Scan the data below. Pull out each line where "probability" occurs.
Start Entries supplied
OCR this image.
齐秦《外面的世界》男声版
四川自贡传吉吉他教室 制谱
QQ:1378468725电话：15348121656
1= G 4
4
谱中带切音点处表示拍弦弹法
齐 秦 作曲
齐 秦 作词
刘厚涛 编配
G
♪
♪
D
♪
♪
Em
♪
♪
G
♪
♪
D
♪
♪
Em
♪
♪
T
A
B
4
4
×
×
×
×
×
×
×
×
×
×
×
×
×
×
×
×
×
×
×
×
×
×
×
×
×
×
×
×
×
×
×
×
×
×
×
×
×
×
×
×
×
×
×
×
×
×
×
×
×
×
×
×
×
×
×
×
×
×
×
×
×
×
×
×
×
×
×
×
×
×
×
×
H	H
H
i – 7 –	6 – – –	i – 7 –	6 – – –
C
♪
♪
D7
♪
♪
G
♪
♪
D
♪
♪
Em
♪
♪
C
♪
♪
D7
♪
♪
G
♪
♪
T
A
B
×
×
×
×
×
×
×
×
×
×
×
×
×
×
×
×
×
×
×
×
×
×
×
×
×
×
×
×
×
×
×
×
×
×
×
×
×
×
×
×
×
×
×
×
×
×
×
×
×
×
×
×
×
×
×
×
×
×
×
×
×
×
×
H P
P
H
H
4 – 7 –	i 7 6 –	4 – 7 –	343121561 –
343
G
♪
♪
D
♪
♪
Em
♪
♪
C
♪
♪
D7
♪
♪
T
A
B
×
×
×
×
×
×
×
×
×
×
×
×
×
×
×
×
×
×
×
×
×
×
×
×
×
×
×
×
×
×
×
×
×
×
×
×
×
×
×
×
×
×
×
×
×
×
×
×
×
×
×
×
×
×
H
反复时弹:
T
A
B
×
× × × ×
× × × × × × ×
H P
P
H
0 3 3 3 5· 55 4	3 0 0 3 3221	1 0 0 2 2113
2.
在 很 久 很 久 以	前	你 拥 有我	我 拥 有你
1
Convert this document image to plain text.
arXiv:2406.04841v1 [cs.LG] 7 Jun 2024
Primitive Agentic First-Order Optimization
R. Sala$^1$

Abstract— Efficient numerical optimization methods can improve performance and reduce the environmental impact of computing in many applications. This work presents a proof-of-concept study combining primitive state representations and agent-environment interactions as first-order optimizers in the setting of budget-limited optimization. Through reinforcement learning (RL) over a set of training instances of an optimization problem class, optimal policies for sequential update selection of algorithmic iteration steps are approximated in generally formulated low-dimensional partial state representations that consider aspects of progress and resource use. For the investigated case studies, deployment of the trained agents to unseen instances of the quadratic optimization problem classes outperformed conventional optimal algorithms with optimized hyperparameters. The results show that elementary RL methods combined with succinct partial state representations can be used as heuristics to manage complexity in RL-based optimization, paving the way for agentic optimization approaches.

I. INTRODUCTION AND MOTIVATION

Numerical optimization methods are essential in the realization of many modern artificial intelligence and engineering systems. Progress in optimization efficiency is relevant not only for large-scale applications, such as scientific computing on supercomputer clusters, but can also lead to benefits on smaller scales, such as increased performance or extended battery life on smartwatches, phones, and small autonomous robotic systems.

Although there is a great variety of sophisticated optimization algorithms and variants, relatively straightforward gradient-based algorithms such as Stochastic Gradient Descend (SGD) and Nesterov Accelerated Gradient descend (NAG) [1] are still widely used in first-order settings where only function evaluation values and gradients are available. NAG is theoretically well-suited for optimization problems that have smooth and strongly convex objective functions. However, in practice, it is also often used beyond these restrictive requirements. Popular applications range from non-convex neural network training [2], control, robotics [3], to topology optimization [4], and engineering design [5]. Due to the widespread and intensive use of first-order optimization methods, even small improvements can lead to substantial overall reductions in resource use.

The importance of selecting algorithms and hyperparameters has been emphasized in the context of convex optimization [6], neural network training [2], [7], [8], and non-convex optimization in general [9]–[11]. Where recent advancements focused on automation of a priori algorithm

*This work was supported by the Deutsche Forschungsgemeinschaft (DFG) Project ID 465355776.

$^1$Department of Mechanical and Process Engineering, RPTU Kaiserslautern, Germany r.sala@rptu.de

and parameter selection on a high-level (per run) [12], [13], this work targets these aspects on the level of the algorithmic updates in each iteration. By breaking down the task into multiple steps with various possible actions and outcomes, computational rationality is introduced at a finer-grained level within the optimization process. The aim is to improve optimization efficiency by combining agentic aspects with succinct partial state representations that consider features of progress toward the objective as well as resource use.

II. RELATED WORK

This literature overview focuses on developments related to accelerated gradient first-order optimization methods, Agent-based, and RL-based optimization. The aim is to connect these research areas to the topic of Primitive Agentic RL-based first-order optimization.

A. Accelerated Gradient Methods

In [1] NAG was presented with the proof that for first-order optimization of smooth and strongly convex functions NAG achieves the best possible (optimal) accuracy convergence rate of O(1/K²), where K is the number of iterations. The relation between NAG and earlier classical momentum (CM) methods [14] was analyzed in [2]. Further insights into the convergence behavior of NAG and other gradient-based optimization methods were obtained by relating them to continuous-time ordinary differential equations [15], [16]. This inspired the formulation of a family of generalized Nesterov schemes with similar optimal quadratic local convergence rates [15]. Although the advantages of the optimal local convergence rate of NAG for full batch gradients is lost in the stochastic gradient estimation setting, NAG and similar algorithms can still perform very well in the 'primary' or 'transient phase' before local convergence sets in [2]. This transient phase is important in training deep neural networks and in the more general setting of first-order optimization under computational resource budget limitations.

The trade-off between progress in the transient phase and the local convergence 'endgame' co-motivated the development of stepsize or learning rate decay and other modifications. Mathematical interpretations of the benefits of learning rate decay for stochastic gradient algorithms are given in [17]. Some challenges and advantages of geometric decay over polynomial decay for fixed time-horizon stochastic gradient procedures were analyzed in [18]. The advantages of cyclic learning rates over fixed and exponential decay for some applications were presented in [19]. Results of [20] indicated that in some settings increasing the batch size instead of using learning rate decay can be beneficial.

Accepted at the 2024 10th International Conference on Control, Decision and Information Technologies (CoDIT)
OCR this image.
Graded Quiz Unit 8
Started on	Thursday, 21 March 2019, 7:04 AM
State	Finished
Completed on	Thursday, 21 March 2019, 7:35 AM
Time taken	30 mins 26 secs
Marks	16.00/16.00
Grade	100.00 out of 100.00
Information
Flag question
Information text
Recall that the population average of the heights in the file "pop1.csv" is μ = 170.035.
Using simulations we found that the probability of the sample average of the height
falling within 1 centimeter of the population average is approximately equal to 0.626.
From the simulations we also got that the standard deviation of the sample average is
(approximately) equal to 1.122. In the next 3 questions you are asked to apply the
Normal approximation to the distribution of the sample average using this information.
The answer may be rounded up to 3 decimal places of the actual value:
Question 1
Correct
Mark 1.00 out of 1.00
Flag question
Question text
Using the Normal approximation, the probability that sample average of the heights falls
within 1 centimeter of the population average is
End Entries supplied
### Response to the task
Using simulations we found that the probability of the sample average of the height
Using the Normal approximation, the probability that sample average of the heights falls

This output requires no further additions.